**PROBLEM TO SOLVE**
Note each line that includes the word "efficiency". Copy those lines.

**DATA SUPPLIED**
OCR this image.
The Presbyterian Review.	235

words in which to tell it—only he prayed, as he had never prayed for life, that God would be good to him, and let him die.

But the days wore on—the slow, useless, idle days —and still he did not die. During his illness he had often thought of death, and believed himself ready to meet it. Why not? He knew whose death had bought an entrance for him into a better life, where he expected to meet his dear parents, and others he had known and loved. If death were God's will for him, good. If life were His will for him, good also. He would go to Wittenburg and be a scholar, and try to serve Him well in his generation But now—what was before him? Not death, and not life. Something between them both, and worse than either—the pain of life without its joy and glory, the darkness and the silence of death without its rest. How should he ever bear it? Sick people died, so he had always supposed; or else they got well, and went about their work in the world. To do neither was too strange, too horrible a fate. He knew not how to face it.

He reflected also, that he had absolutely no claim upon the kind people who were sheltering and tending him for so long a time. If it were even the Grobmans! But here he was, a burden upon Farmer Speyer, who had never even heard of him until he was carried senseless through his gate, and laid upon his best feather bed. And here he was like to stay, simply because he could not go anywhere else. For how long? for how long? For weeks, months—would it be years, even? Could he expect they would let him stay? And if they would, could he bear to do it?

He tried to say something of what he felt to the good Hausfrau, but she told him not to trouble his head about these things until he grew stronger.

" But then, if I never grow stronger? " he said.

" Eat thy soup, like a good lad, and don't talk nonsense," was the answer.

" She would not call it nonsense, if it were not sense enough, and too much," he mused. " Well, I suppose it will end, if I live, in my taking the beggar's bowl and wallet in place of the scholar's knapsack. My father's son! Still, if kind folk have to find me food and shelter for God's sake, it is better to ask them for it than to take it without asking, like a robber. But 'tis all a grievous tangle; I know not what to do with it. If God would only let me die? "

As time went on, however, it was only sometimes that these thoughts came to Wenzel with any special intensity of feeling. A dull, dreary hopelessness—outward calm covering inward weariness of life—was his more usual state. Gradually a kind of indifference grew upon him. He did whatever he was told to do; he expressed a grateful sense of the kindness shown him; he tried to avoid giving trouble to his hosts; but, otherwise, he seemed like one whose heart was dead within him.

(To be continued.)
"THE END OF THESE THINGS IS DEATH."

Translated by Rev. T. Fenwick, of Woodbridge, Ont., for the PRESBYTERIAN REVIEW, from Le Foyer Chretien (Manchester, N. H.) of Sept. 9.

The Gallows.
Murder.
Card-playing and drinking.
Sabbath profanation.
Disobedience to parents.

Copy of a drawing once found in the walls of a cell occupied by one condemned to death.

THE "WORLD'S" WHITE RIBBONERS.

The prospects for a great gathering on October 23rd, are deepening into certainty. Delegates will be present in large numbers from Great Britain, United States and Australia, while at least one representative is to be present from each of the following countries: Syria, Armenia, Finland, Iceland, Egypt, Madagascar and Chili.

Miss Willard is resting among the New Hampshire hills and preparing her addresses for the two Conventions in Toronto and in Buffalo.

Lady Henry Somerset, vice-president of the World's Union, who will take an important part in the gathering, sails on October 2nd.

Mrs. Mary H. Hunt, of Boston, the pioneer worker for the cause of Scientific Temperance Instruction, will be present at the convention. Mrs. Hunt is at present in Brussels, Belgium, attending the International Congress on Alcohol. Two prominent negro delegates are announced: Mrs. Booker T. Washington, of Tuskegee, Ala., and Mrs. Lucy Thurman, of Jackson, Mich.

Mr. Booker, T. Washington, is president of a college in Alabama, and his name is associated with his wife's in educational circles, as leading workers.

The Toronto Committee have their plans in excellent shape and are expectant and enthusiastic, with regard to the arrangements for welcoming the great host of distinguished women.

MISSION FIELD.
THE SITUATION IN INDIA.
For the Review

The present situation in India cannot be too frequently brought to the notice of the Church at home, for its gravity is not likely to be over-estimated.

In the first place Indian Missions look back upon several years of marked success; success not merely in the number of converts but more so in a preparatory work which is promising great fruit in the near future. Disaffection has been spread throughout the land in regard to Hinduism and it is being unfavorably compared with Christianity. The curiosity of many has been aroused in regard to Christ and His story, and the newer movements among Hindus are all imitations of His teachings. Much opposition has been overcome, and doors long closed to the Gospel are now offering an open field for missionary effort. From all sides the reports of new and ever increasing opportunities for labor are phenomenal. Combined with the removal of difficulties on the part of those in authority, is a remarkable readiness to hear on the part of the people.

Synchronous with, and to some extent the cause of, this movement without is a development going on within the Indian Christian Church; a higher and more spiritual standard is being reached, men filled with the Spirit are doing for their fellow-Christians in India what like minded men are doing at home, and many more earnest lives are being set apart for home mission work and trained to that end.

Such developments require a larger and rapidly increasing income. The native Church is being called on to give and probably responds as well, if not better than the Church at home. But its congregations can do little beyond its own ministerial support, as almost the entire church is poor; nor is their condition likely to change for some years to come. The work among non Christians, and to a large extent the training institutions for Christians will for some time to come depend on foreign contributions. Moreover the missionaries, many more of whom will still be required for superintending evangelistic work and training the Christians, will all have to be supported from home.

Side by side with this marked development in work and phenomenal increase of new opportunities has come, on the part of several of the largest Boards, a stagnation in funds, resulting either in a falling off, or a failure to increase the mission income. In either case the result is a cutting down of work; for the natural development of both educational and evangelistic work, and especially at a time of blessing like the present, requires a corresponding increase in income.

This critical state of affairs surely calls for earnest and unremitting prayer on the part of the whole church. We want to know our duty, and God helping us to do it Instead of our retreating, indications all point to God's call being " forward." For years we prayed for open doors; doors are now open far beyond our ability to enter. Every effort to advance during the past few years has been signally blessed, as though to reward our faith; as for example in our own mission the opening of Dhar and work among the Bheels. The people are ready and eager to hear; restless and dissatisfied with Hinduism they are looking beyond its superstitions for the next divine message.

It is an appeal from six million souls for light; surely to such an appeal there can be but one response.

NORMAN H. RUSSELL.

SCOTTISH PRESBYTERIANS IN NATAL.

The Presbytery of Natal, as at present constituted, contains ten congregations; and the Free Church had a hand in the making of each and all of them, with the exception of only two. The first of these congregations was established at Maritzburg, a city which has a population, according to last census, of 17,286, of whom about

* * *

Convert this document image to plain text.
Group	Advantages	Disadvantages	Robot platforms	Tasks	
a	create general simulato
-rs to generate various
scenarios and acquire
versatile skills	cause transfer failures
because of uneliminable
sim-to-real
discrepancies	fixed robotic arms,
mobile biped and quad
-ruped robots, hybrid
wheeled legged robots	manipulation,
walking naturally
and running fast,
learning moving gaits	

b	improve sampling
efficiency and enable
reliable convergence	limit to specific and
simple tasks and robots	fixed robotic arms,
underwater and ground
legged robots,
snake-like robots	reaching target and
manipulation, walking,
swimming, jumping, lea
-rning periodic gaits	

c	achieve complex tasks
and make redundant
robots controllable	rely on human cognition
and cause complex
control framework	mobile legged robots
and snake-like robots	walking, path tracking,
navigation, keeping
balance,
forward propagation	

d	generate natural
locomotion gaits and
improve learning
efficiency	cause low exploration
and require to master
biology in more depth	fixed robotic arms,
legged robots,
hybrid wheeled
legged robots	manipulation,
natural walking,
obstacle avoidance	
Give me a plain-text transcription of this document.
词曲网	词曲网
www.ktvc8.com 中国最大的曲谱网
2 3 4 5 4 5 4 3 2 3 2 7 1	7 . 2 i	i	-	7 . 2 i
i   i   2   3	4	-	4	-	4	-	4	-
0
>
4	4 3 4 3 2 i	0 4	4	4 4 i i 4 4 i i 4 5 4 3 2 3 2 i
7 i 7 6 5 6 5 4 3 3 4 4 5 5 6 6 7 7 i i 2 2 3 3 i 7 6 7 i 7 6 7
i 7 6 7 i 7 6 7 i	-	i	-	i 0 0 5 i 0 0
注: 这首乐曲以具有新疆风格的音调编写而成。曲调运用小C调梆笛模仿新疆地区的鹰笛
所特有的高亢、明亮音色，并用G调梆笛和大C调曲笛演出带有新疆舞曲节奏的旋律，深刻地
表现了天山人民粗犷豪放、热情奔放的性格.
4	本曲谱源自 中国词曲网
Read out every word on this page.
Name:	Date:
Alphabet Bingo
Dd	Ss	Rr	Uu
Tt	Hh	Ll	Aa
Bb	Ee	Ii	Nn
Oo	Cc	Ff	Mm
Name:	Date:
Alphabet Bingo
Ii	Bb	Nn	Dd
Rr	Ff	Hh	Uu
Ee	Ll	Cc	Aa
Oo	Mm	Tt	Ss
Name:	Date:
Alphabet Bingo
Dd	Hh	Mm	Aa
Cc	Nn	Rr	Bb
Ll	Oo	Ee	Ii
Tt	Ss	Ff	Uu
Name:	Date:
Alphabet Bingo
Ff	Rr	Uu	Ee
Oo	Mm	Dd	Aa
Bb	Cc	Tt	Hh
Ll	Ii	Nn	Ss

**PROBLEM SOLUTION**
efficiency and enable
efficiency	cause low exploration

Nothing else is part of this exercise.